Find the string "Desk" in the records. Copy every line it appears in.

>>>

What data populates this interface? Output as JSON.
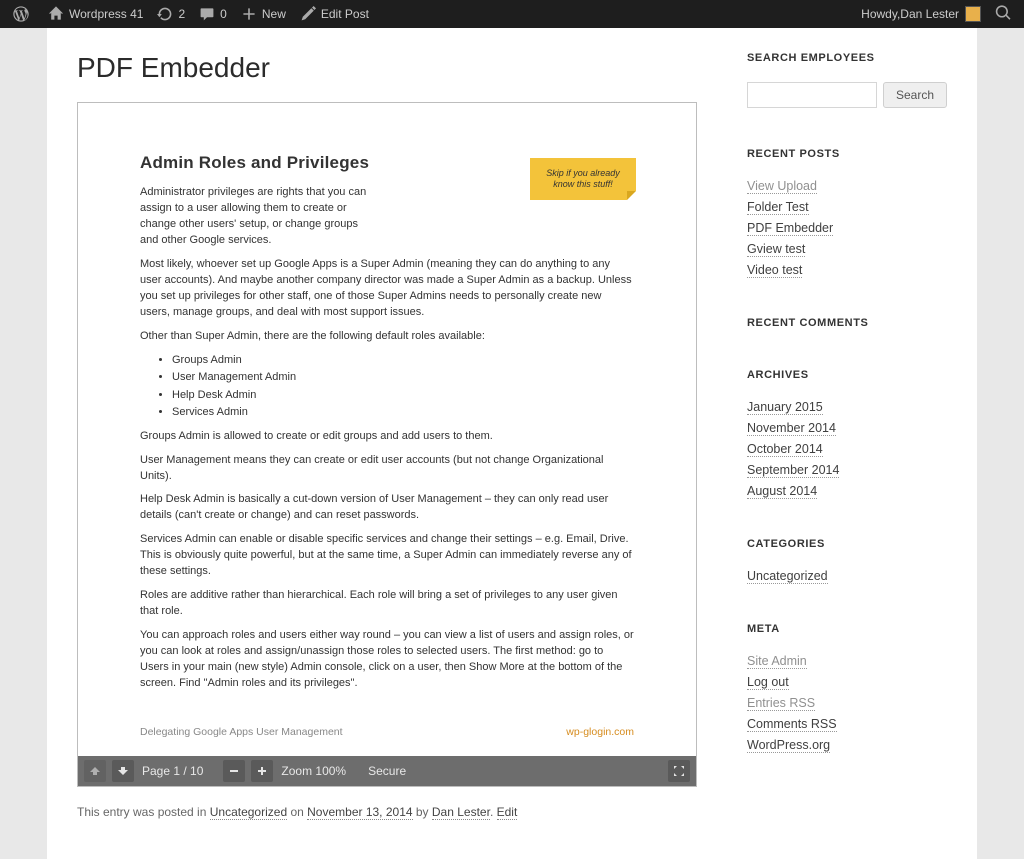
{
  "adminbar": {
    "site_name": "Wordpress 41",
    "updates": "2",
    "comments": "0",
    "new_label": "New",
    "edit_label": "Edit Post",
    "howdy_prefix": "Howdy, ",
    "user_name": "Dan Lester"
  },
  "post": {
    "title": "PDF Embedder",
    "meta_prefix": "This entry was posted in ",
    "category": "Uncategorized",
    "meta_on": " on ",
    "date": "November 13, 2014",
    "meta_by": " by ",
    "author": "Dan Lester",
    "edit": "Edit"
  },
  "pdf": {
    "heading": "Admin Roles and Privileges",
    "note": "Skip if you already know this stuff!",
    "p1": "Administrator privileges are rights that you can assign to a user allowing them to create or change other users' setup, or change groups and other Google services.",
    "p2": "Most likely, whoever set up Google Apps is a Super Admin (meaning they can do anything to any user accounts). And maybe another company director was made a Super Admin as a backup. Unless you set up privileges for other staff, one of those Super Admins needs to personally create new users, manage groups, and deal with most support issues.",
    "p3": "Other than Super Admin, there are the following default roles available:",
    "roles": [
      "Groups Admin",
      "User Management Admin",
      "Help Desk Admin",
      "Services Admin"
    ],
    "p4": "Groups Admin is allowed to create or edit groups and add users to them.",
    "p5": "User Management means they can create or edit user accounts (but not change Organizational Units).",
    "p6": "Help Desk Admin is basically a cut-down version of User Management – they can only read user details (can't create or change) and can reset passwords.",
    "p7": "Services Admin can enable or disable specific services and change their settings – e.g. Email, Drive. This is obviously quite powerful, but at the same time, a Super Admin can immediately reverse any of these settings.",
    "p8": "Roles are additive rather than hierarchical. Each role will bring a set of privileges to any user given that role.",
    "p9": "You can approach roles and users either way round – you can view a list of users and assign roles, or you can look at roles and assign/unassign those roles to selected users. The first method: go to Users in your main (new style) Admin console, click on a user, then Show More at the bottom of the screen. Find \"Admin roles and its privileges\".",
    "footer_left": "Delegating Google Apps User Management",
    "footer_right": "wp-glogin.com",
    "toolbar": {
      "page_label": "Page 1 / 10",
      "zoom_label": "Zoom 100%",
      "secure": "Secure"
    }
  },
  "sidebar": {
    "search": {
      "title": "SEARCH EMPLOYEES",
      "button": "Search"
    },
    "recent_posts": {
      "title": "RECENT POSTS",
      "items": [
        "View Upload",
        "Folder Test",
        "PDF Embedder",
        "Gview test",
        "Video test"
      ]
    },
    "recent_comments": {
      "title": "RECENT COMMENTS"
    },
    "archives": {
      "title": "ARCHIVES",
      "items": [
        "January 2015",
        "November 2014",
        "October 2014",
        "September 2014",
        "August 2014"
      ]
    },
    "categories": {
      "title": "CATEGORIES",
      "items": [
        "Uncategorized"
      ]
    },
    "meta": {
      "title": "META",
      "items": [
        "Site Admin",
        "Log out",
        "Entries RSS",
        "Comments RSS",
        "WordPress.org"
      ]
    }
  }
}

<<<

Response for this exercise =
      "Help Desk Admin",
    "p6": "Help Desk Admin is basically a cut-down version of User Management – they can only read user details (can't create or change) and can reset passwords.",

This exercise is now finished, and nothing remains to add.